▶ Objective:
List each line in which the string "проекта" appears.

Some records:
────

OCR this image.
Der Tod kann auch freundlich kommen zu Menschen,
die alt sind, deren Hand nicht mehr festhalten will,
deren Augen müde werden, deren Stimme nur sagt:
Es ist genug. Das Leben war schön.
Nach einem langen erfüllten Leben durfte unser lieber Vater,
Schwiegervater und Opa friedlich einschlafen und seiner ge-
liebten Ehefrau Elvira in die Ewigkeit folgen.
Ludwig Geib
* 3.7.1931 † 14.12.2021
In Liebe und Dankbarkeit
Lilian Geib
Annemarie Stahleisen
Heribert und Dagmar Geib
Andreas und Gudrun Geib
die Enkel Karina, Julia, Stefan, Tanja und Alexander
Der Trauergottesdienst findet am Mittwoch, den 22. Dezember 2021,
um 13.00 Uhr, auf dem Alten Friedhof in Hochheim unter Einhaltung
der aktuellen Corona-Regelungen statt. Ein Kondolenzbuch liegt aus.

────

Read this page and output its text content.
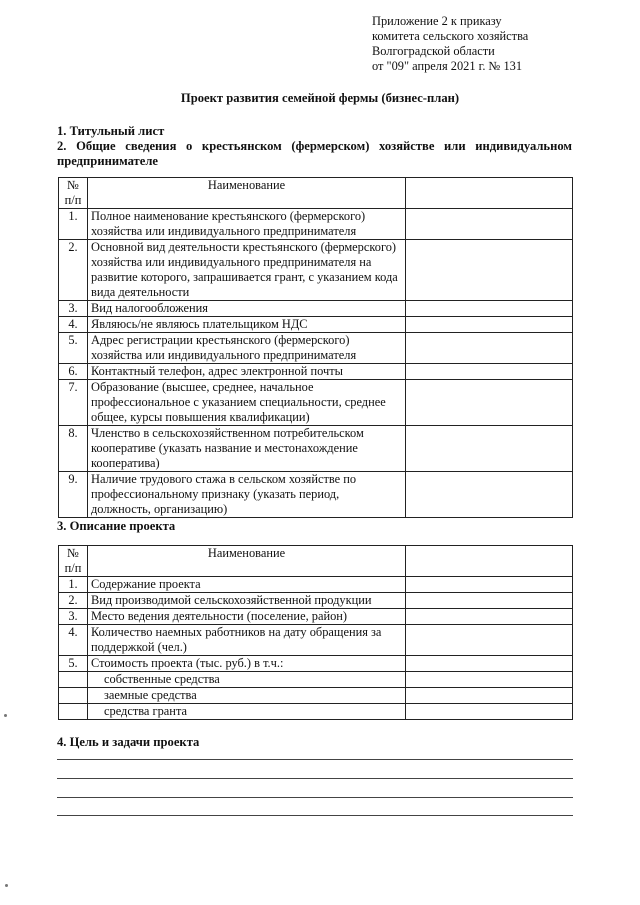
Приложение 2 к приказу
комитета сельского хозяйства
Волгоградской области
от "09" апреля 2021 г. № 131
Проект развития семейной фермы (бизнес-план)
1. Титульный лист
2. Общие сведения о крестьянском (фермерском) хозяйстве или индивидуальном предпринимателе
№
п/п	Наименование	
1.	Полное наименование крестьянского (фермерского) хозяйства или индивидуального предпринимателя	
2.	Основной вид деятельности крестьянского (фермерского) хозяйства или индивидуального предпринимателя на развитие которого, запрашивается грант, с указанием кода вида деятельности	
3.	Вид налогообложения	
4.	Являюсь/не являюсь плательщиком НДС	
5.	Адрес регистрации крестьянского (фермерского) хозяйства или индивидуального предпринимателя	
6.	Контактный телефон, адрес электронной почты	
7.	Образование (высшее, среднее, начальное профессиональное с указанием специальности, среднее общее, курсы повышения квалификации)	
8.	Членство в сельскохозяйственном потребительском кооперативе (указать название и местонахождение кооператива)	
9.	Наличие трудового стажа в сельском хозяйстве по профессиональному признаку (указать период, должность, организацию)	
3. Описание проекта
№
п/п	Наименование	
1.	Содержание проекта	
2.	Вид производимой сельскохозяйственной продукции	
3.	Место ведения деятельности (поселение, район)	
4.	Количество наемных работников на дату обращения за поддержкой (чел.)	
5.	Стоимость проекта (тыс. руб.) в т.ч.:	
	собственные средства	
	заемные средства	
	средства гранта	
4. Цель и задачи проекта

────

▶ Final result:
3. Описание проекта
1.	Содержание проекта	
5.	Стоимость проекта (тыс. руб.) в т.ч.:	
4. Цель и задачи проекта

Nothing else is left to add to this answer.